— start of DATA TO PROCESS —

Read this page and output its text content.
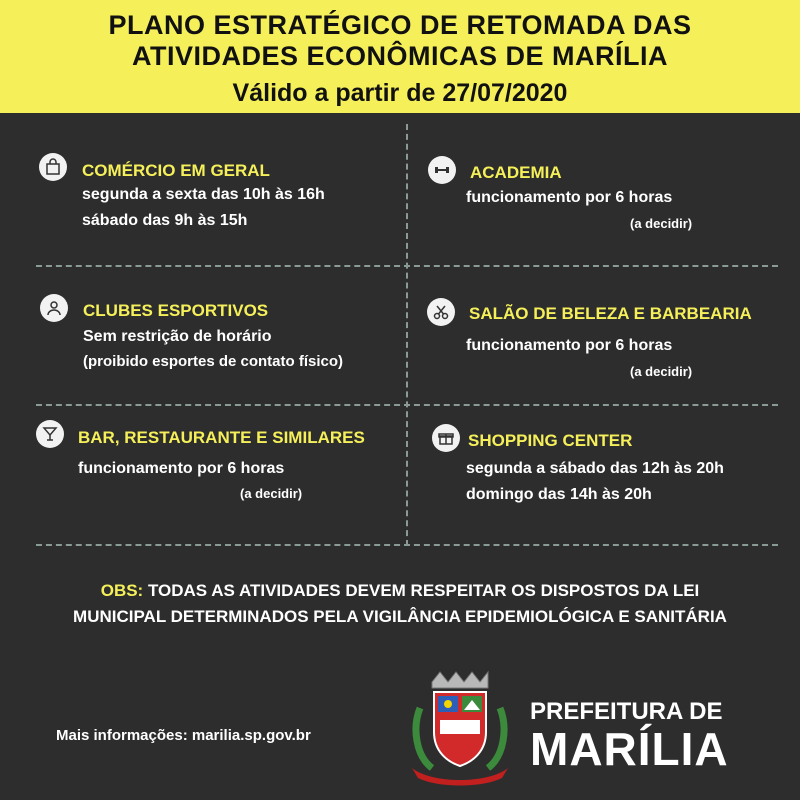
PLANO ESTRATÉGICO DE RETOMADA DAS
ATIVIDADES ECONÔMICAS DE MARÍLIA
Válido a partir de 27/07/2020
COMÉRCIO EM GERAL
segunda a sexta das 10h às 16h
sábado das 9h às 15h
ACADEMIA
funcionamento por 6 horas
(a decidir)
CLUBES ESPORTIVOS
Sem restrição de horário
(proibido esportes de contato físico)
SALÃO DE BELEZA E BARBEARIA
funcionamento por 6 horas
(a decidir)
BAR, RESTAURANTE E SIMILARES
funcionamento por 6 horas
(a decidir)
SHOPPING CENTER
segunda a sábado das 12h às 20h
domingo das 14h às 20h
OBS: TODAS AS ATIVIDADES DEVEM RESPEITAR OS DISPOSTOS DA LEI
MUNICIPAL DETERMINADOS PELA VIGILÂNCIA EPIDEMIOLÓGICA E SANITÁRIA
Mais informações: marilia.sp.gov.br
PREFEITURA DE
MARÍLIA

— end of DATA TO PROCESS —
— start of DATA TO PROCESS —

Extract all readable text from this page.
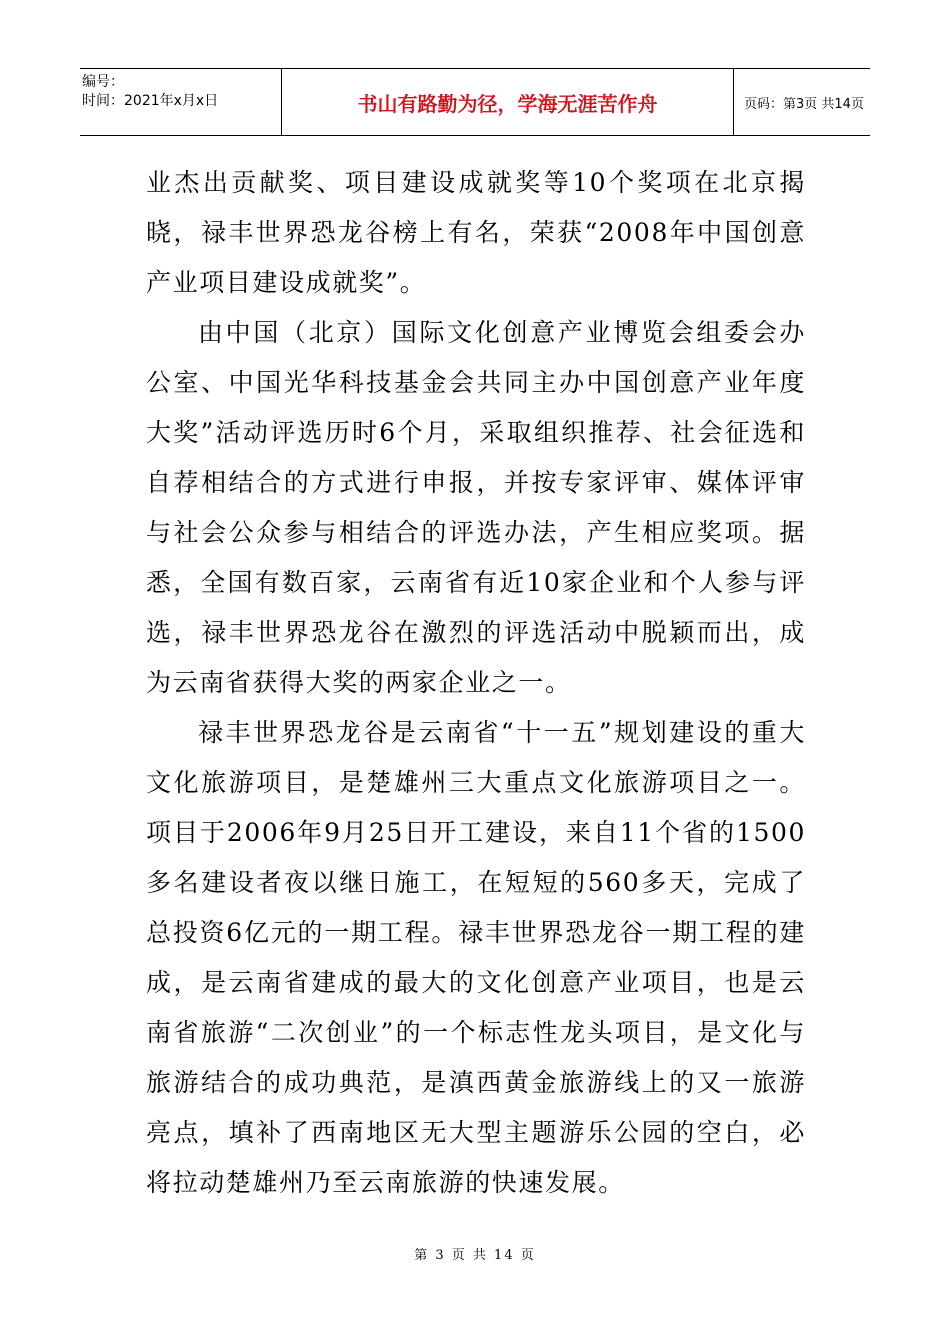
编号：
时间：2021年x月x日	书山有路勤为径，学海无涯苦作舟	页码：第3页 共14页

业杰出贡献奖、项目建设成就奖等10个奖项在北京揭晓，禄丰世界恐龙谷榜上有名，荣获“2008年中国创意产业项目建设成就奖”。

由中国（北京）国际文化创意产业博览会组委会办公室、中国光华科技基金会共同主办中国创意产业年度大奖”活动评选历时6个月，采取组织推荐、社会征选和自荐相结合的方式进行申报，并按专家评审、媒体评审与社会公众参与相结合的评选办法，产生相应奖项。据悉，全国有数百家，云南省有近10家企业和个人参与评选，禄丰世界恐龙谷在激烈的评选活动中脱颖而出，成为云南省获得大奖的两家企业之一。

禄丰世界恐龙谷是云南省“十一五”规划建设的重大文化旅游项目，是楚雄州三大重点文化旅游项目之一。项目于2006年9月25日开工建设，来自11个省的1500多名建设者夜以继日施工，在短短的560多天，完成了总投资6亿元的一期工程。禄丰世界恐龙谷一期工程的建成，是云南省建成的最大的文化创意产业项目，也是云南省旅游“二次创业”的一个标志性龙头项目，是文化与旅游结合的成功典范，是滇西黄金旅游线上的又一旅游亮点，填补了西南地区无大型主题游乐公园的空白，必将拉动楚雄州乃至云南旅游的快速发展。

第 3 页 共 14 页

— end of DATA TO PROCESS —

» PROBLEM REQUIREMENTS: Check each line of the records for the word "sábado", and show the lines that contain it.

» RESULT FOR THIS TASK:
sábado das 9h às 15h
segunda a sábado das 12h às 20h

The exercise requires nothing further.